Take every line that has the string "Gold" and copy it out.

Start of Data lines

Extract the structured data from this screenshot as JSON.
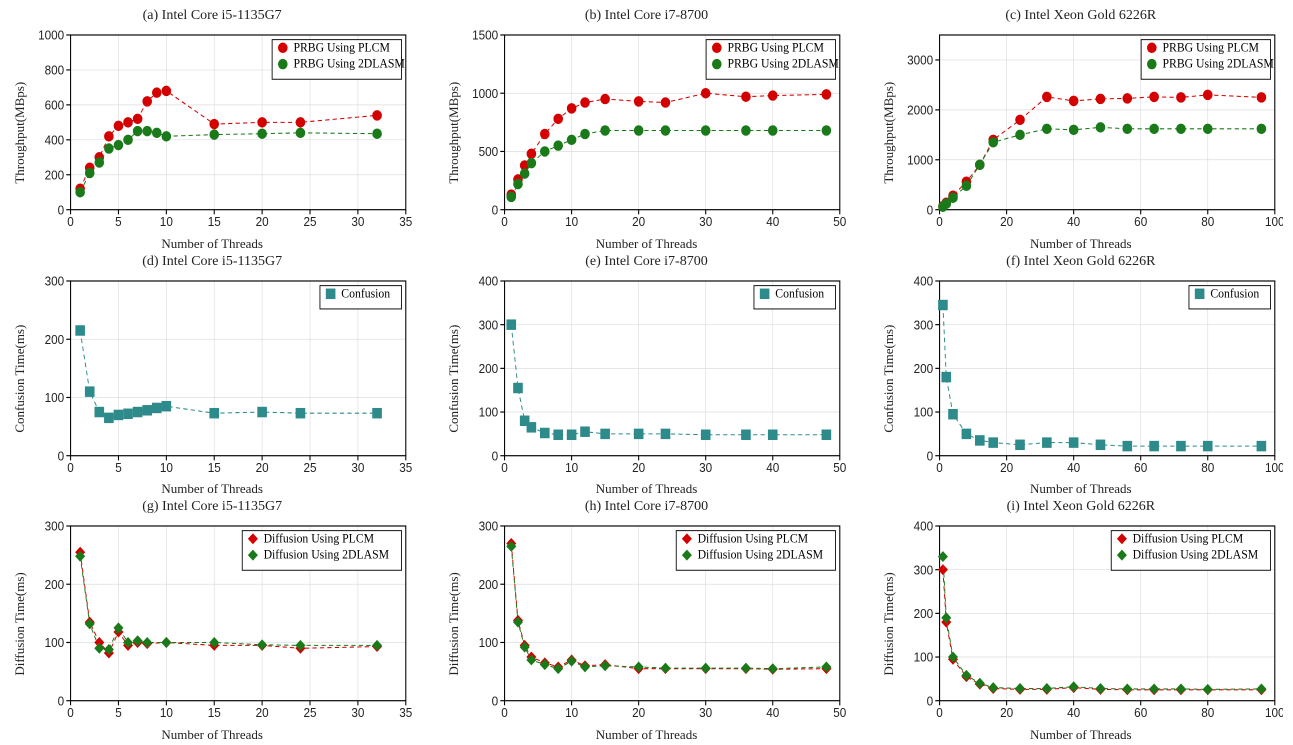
{
  "xlabel": "Number of Threads",
  "legend_labels": {
    "plcm_prbg": "PRBG Using PLCM",
    "2dlasm_prbg": "PRBG Using 2DLASM",
    "confusion": "Confusion",
    "plcm_diff": "Diffusion Using PLCM",
    "2dlasm_diff": "Diffusion Using 2DLASM"
  },
  "chart_data": [
    {
      "id": "a",
      "title": "(a) Intel Core i5-1135G7",
      "ylabel": "Throughput(MBps)",
      "type": "line",
      "xlim": [
        0,
        35
      ],
      "ylim": [
        0,
        1000
      ],
      "xticks": [
        0,
        5,
        10,
        15,
        20,
        25,
        30,
        35
      ],
      "yticks": [
        0,
        200,
        400,
        600,
        800,
        1000
      ],
      "series": [
        {
          "name": "plcm_prbg",
          "color": "#d40000",
          "marker": "circle",
          "x": [
            1,
            2,
            3,
            4,
            5,
            6,
            7,
            8,
            9,
            10,
            15,
            20,
            24,
            32
          ],
          "y": [
            120,
            240,
            300,
            420,
            480,
            500,
            520,
            620,
            670,
            680,
            490,
            500,
            500,
            540
          ]
        },
        {
          "name": "2dlasm_prbg",
          "color": "#1a7a1a",
          "marker": "circle",
          "x": [
            1,
            2,
            3,
            4,
            5,
            6,
            7,
            8,
            9,
            10,
            15,
            20,
            24,
            32
          ],
          "y": [
            100,
            210,
            270,
            350,
            370,
            400,
            450,
            450,
            440,
            420,
            430,
            435,
            440,
            435
          ]
        }
      ]
    },
    {
      "id": "b",
      "title": "(b) Intel Core i7-8700",
      "ylabel": "Throughput(MBps)",
      "type": "line",
      "xlim": [
        0,
        50
      ],
      "ylim": [
        0,
        1500
      ],
      "xticks": [
        0,
        10,
        20,
        30,
        40,
        50
      ],
      "yticks": [
        0,
        500,
        1000,
        1500
      ],
      "series": [
        {
          "name": "plcm_prbg",
          "color": "#d40000",
          "marker": "circle",
          "x": [
            1,
            2,
            3,
            4,
            6,
            8,
            10,
            12,
            15,
            20,
            24,
            30,
            36,
            40,
            48
          ],
          "y": [
            130,
            260,
            380,
            480,
            650,
            780,
            870,
            920,
            950,
            930,
            920,
            1000,
            970,
            980,
            990
          ]
        },
        {
          "name": "2dlasm_prbg",
          "color": "#1a7a1a",
          "marker": "circle",
          "x": [
            1,
            2,
            3,
            4,
            6,
            8,
            10,
            12,
            15,
            20,
            24,
            30,
            36,
            40,
            48
          ],
          "y": [
            110,
            220,
            310,
            400,
            500,
            550,
            600,
            650,
            680,
            680,
            680,
            680,
            680,
            680,
            680
          ]
        }
      ]
    },
    {
      "id": "c",
      "title": "(c) Intel Xeon Gold 6226R",
      "ylabel": "Throughput(MBps)",
      "type": "line",
      "xlim": [
        0,
        100
      ],
      "ylim": [
        0,
        3500
      ],
      "xticks": [
        0,
        20,
        40,
        60,
        80,
        100
      ],
      "yticks": [
        0,
        1000,
        2000,
        3000
      ],
      "series": [
        {
          "name": "plcm_prbg",
          "color": "#d40000",
          "marker": "circle",
          "x": [
            1,
            2,
            4,
            8,
            12,
            16,
            24,
            32,
            40,
            48,
            56,
            64,
            72,
            80,
            96
          ],
          "y": [
            70,
            140,
            280,
            560,
            900,
            1400,
            1800,
            2260,
            2180,
            2220,
            2230,
            2260,
            2250,
            2300,
            2250
          ]
        },
        {
          "name": "2dlasm_prbg",
          "color": "#1a7a1a",
          "marker": "circle",
          "x": [
            1,
            2,
            4,
            8,
            12,
            16,
            24,
            32,
            40,
            48,
            56,
            64,
            72,
            80,
            96
          ],
          "y": [
            60,
            120,
            240,
            480,
            900,
            1350,
            1500,
            1620,
            1600,
            1650,
            1620,
            1620,
            1620,
            1620,
            1620
          ]
        }
      ]
    },
    {
      "id": "d",
      "title": "(d) Intel Core i5-1135G7",
      "ylabel": "Confusion Time(ms)",
      "type": "line",
      "xlim": [
        0,
        35
      ],
      "ylim": [
        0,
        300
      ],
      "xticks": [
        0,
        5,
        10,
        15,
        20,
        25,
        30,
        35
      ],
      "yticks": [
        0,
        100,
        200,
        300
      ],
      "series": [
        {
          "name": "confusion",
          "color": "#2e8b8b",
          "marker": "square",
          "x": [
            1,
            2,
            3,
            4,
            5,
            6,
            7,
            8,
            9,
            10,
            15,
            20,
            24,
            32
          ],
          "y": [
            215,
            110,
            75,
            65,
            70,
            72,
            75,
            78,
            82,
            85,
            73,
            75,
            73,
            73
          ]
        }
      ]
    },
    {
      "id": "e",
      "title": "(e) Intel Core i7-8700",
      "ylabel": "Confusion Time(ms)",
      "type": "line",
      "xlim": [
        0,
        50
      ],
      "ylim": [
        0,
        400
      ],
      "xticks": [
        0,
        10,
        20,
        30,
        40,
        50
      ],
      "yticks": [
        0,
        100,
        200,
        300,
        400
      ],
      "series": [
        {
          "name": "confusion",
          "color": "#2e8b8b",
          "marker": "square",
          "x": [
            1,
            2,
            3,
            4,
            6,
            8,
            10,
            12,
            15,
            20,
            24,
            30,
            36,
            40,
            48
          ],
          "y": [
            300,
            155,
            80,
            65,
            52,
            48,
            48,
            55,
            50,
            50,
            50,
            48,
            48,
            48,
            48
          ]
        }
      ]
    },
    {
      "id": "f",
      "title": "(f) Intel Xeon Gold 6226R",
      "ylabel": "Confusion Time(ms)",
      "type": "line",
      "xlim": [
        0,
        100
      ],
      "ylim": [
        0,
        400
      ],
      "xticks": [
        0,
        20,
        40,
        60,
        80,
        100
      ],
      "yticks": [
        0,
        100,
        200,
        300,
        400
      ],
      "series": [
        {
          "name": "confusion",
          "color": "#2e8b8b",
          "marker": "square",
          "x": [
            1,
            2,
            4,
            8,
            12,
            16,
            24,
            32,
            40,
            48,
            56,
            64,
            72,
            80,
            96
          ],
          "y": [
            345,
            180,
            95,
            50,
            35,
            30,
            25,
            30,
            30,
            25,
            22,
            22,
            22,
            22,
            22
          ]
        }
      ]
    },
    {
      "id": "g",
      "title": "(g) Intel Core i5-1135G7",
      "ylabel": "Diffusion Time(ms)",
      "type": "line",
      "xlim": [
        0,
        35
      ],
      "ylim": [
        0,
        300
      ],
      "xticks": [
        0,
        5,
        10,
        15,
        20,
        25,
        30,
        35
      ],
      "yticks": [
        0,
        100,
        200,
        300
      ],
      "series": [
        {
          "name": "plcm_diff",
          "color": "#d40000",
          "marker": "diamond",
          "x": [
            1,
            2,
            3,
            4,
            5,
            6,
            7,
            8,
            10,
            15,
            20,
            24,
            32
          ],
          "y": [
            255,
            135,
            100,
            82,
            118,
            95,
            100,
            98,
            100,
            95,
            95,
            90,
            93
          ]
        },
        {
          "name": "2dlasm_diff",
          "color": "#1a7a1a",
          "marker": "diamond",
          "x": [
            1,
            2,
            3,
            4,
            5,
            6,
            7,
            8,
            10,
            15,
            20,
            24,
            32
          ],
          "y": [
            248,
            132,
            90,
            88,
            125,
            100,
            103,
            100,
            100,
            100,
            96,
            95,
            95
          ]
        }
      ]
    },
    {
      "id": "h",
      "title": "(h) Intel Core i7-8700",
      "ylabel": "Diffusion Time(ms)",
      "type": "line",
      "xlim": [
        0,
        50
      ],
      "ylim": [
        0,
        300
      ],
      "xticks": [
        0,
        10,
        20,
        30,
        40,
        50
      ],
      "yticks": [
        0,
        100,
        200,
        300
      ],
      "series": [
        {
          "name": "plcm_diff",
          "color": "#d40000",
          "marker": "diamond",
          "x": [
            1,
            2,
            3,
            4,
            6,
            8,
            10,
            12,
            15,
            20,
            24,
            30,
            36,
            40,
            48
          ],
          "y": [
            270,
            138,
            95,
            75,
            65,
            58,
            70,
            60,
            62,
            55,
            55,
            55,
            55,
            54,
            55
          ]
        },
        {
          "name": "2dlasm_diff",
          "color": "#1a7a1a",
          "marker": "diamond",
          "x": [
            1,
            2,
            3,
            4,
            6,
            8,
            10,
            12,
            15,
            20,
            24,
            30,
            36,
            40,
            48
          ],
          "y": [
            265,
            135,
            92,
            70,
            62,
            55,
            68,
            58,
            60,
            58,
            56,
            56,
            56,
            55,
            58
          ]
        }
      ]
    },
    {
      "id": "i",
      "title": "(i) Intel Xeon Gold 6226R",
      "ylabel": "Diffusion Time(ms)",
      "type": "line",
      "xlim": [
        0,
        100
      ],
      "ylim": [
        0,
        400
      ],
      "xticks": [
        0,
        20,
        40,
        60,
        80,
        100
      ],
      "yticks": [
        0,
        100,
        200,
        300,
        400
      ],
      "series": [
        {
          "name": "plcm_diff",
          "color": "#d40000",
          "marker": "diamond",
          "x": [
            1,
            2,
            4,
            8,
            12,
            16,
            24,
            32,
            40,
            48,
            56,
            64,
            72,
            80,
            96
          ],
          "y": [
            300,
            180,
            95,
            55,
            38,
            28,
            26,
            26,
            30,
            26,
            25,
            25,
            25,
            25,
            25
          ]
        },
        {
          "name": "2dlasm_diff",
          "color": "#1a7a1a",
          "marker": "diamond",
          "x": [
            1,
            2,
            4,
            8,
            12,
            16,
            24,
            32,
            40,
            48,
            56,
            64,
            72,
            80,
            96
          ],
          "y": [
            330,
            190,
            100,
            58,
            40,
            30,
            28,
            28,
            32,
            28,
            27,
            27,
            27,
            26,
            27
          ]
        }
      ]
    }
  ]
}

End of Data lines

Written reply:
      "title": "(c) Intel Xeon Gold 6226R",
      "title": "(f) Intel Xeon Gold 6226R",
      "title": "(i) Intel Xeon Gold 6226R",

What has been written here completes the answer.